BEGIN Material to process
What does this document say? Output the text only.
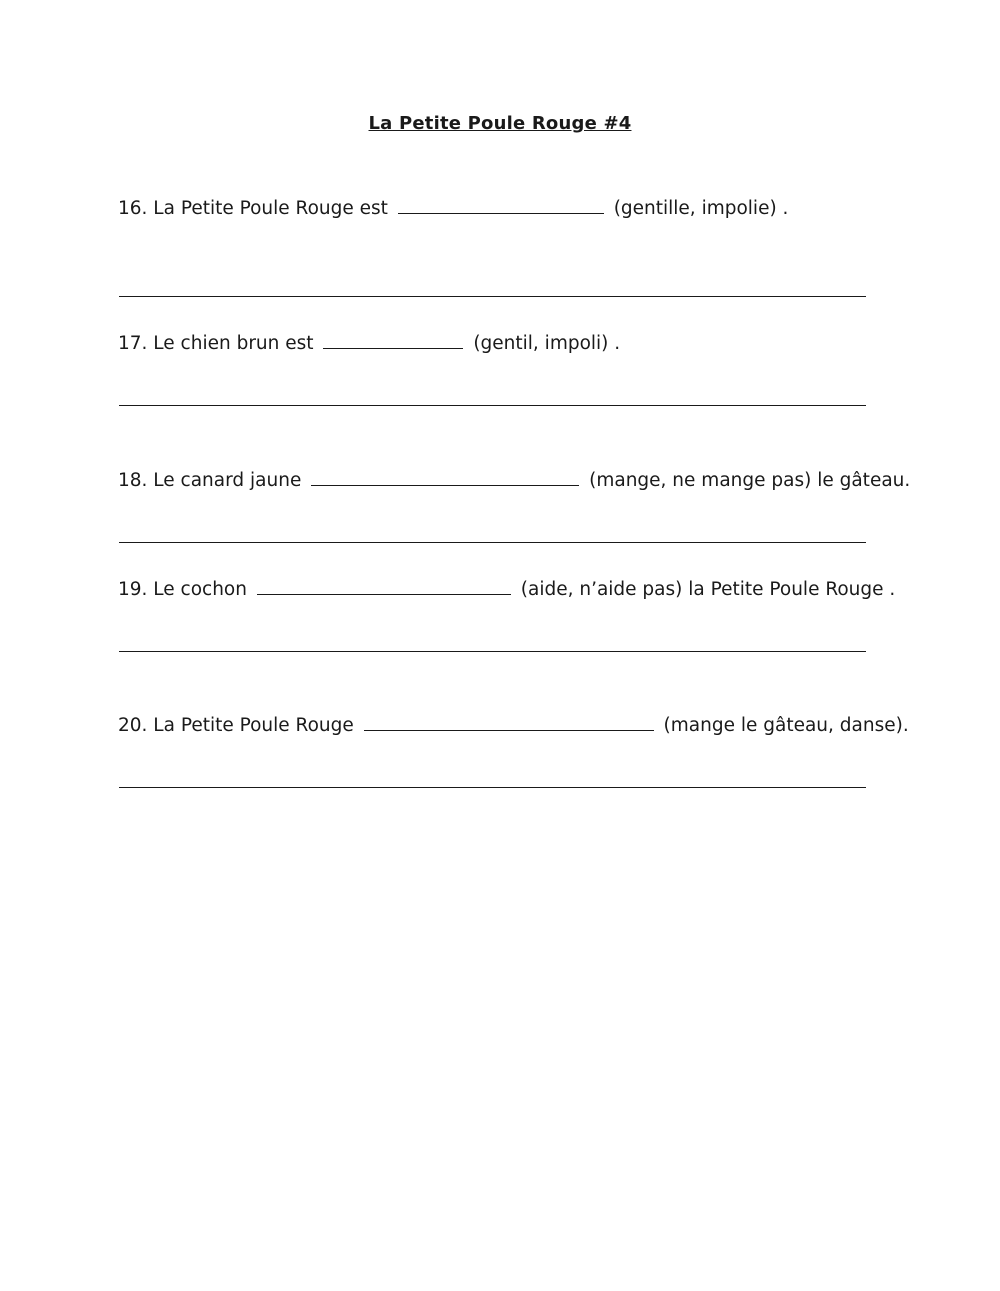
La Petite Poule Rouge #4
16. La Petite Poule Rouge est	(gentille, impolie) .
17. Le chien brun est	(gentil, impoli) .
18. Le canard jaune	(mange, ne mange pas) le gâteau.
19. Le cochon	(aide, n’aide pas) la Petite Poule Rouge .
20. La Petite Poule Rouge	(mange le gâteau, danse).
END Material to process
> _Written request_:
Skipping the pictures, transcribe each line above exactly as it appears.

> _Answer_:
What does this document say? Output the text only.
La Petite Poule Rouge #4
16. La Petite Poule Rouge est	(gentille, impolie) .
17. Le chien brun est	(gentil, impoli) .
18. Le canard jaune	(mange, ne mange pas) le gâteau.
19. Le cochon	(aide, n’aide pas) la Petite Poule Rouge .
20. La Petite Poule Rouge	(mange le gâteau, danse).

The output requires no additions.